**WHAT YOU HAVE TO DO:**
Extract every entry word for word.

Some records
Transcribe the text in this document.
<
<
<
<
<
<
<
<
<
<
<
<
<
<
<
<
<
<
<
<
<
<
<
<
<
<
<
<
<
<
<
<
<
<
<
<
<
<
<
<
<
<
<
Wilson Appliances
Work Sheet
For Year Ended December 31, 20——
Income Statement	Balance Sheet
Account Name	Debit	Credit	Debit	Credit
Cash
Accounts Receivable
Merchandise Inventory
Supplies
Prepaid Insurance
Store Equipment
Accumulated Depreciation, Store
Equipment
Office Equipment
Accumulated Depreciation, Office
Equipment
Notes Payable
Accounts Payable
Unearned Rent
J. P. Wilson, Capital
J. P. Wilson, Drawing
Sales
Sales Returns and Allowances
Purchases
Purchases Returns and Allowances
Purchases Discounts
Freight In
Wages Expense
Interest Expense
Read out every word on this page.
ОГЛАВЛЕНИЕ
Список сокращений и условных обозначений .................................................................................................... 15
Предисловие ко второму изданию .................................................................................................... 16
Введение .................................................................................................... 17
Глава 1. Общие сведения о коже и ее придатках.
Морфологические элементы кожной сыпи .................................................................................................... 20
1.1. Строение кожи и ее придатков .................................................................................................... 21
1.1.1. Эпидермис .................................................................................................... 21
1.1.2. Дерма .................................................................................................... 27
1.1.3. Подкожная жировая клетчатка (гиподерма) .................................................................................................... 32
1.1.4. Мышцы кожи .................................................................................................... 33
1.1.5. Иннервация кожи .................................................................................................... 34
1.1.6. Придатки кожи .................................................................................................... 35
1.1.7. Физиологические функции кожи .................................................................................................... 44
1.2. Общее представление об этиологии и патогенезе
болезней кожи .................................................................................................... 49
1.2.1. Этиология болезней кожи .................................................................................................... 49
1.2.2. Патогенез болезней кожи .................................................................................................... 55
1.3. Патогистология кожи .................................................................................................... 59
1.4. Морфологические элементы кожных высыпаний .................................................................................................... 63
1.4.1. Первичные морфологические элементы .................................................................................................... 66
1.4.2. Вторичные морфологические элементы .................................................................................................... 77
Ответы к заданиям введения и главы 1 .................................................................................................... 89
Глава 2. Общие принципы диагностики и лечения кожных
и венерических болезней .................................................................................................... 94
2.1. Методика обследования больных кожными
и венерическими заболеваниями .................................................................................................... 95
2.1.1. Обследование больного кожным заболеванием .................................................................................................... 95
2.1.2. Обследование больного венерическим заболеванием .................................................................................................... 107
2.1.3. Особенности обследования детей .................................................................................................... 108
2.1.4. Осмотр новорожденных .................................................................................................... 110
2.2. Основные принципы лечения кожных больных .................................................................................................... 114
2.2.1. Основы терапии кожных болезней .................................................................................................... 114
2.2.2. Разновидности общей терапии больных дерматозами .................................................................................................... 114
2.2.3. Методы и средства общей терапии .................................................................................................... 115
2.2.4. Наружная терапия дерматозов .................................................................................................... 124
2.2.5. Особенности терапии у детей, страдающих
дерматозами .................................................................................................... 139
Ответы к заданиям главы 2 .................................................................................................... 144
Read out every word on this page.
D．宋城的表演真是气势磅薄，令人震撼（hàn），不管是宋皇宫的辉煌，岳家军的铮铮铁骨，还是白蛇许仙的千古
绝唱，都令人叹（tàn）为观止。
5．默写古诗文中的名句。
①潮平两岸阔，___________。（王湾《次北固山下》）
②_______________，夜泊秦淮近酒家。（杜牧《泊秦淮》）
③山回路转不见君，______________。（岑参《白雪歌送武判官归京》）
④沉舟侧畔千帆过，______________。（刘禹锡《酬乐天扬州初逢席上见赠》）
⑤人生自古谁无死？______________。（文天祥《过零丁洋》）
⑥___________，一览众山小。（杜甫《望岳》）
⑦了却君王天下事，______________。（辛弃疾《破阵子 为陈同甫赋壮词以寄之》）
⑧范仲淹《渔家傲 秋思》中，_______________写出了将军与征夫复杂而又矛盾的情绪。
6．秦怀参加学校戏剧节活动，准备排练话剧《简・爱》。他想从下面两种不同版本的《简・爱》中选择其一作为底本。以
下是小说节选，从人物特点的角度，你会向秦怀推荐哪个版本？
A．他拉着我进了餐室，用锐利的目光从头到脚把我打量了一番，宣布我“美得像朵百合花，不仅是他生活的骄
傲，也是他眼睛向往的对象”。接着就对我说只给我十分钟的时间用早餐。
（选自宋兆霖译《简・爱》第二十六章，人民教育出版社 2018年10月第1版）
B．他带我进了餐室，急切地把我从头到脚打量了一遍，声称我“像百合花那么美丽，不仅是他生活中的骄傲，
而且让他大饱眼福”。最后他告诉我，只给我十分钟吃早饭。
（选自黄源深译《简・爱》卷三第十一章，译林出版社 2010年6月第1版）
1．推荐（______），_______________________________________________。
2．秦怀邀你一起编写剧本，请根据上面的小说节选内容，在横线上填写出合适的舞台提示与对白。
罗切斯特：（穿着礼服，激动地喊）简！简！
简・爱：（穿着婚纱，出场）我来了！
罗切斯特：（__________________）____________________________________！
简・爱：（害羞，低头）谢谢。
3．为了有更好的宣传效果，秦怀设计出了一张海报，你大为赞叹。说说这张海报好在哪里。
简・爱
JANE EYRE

**THE RESPONSE:**
Transcribe the text in this document.
<
<
<
<
<
<
<
<
<
<
<
<
<
<
<
<
<
<
<
<
<
<
<
<
<
<
<
<
<
<
<
<
<
<
<
<
<
<
<
<
<
<
<
Wilson Appliances
Work Sheet
For Year Ended December 31, 20——
Income Statement	Balance Sheet
Account Name	Debit	Credit	Debit	Credit
Cash
Accounts Receivable
Merchandise Inventory
Supplies
Prepaid Insurance
Store Equipment
Accumulated Depreciation, Store
Equipment
Office Equipment
Accumulated Depreciation, Office
Equipment
Notes Payable
Accounts Payable
Unearned Rent
J. P. Wilson, Capital
J. P. Wilson, Drawing
Sales
Sales Returns and Allowances
Purchases
Purchases Returns and Allowances
Purchases Discounts
Freight In
Wages Expense
Interest Expense
Read out every word on this page.
ОГЛАВЛЕНИЕ
Список сокращений и условных обозначений .................................................................................................... 15
Предисловие ко второму изданию .................................................................................................... 16
Введение .................................................................................................... 17
Глава 1. Общие сведения о коже и ее придатках.
Морфологические элементы кожной сыпи .................................................................................................... 20
1.1. Строение кожи и ее придатков .................................................................................................... 21
1.1.1. Эпидермис .................................................................................................... 21
1.1.2. Дерма .................................................................................................... 27
1.1.3. Подкожная жировая клетчатка (гиподерма) .................................................................................................... 32
1.1.4. Мышцы кожи .................................................................................................... 33
1.1.5. Иннервация кожи .................................................................................................... 34
1.1.6. Придатки кожи .................................................................................................... 35
1.1.7. Физиологические функции кожи .................................................................................................... 44
1.2. Общее представление об этиологии и патогенезе
болезней кожи .................................................................................................... 49
1.2.1. Этиология болезней кожи .................................................................................................... 49
1.2.2. Патогенез болезней кожи .................................................................................................... 55
1.3. Патогистология кожи .................................................................................................... 59
1.4. Морфологические элементы кожных высыпаний .................................................................................................... 63
1.4.1. Первичные морфологические элементы .................................................................................................... 66
1.4.2. Вторичные морфологические элементы .................................................................................................... 77
Ответы к заданиям введения и главы 1 .................................................................................................... 89
Глава 2. Общие принципы диагностики и лечения кожных
и венерических болезней .................................................................................................... 94
2.1. Методика обследования больных кожными
и венерическими заболеваниями .................................................................................................... 95
2.1.1. Обследование больного кожным заболеванием .................................................................................................... 95
2.1.2. Обследование больного венерическим заболеванием .................................................................................................... 107
2.1.3. Особенности обследования детей .................................................................................................... 108
2.1.4. Осмотр новорожденных .................................................................................................... 110
2.2. Основные принципы лечения кожных больных .................................................................................................... 114
2.2.1. Основы терапии кожных болезней .................................................................................................... 114
2.2.2. Разновидности общей терапии больных дерматозами .................................................................................................... 114
2.2.3. Методы и средства общей терапии .................................................................................................... 115
2.2.4. Наружная терапия дерматозов .................................................................................................... 124
2.2.5. Особенности терапии у детей, страдающих
дерматозами .................................................................................................... 139
Ответы к заданиям главы 2 .................................................................................................... 144
Read out every word on this page.
D．宋城的表演真是气势磅薄，令人震撼（hàn），不管是宋皇宫的辉煌，岳家军的铮铮铁骨，还是白蛇许仙的千古
绝唱，都令人叹（tàn）为观止。
5．默写古诗文中的名句。
①潮平两岸阔，___________。（王湾《次北固山下》）
②_______________，夜泊秦淮近酒家。（杜牧《泊秦淮》）
③山回路转不见君，______________。（岑参《白雪歌送武判官归京》）
④沉舟侧畔千帆过，______________。（刘禹锡《酬乐天扬州初逢席上见赠》）
⑤人生自古谁无死？______________。（文天祥《过零丁洋》）
⑥___________，一览众山小。（杜甫《望岳》）
⑦了却君王天下事，______________。（辛弃疾《破阵子 为陈同甫赋壮词以寄之》）
⑧范仲淹《渔家傲 秋思》中，_______________写出了将军与征夫复杂而又矛盾的情绪。
6．秦怀参加学校戏剧节活动，准备排练话剧《简・爱》。他想从下面两种不同版本的《简・爱》中选择其一作为底本。以
下是小说节选，从人物特点的角度，你会向秦怀推荐哪个版本？
A．他拉着我进了餐室，用锐利的目光从头到脚把我打量了一番，宣布我“美得像朵百合花，不仅是他生活的骄
傲，也是他眼睛向往的对象”。接着就对我说只给我十分钟的时间用早餐。
（选自宋兆霖译《简・爱》第二十六章，人民教育出版社 2018年10月第1版）
B．他带我进了餐室，急切地把我从头到脚打量了一遍，声称我“像百合花那么美丽，不仅是他生活中的骄傲，
而且让他大饱眼福”。最后他告诉我，只给我十分钟吃早饭。
（选自黄源深译《简・爱》卷三第十一章，译林出版社 2010年6月第1版）
1．推荐（______），_______________________________________________。
2．秦怀邀你一起编写剧本，请根据上面的小说节选内容，在横线上填写出合适的舞台提示与对白。
罗切斯特：（穿着礼服，激动地喊）简！简！
简・爱：（穿着婚纱，出场）我来了！
罗切斯特：（__________________）____________________________________！
简・爱：（害羞，低头）谢谢。
3．为了有更好的宣传效果，秦怀设计出了一张海报，你大为赞叹。说说这张海报好在哪里。
简・爱
JANE EYRE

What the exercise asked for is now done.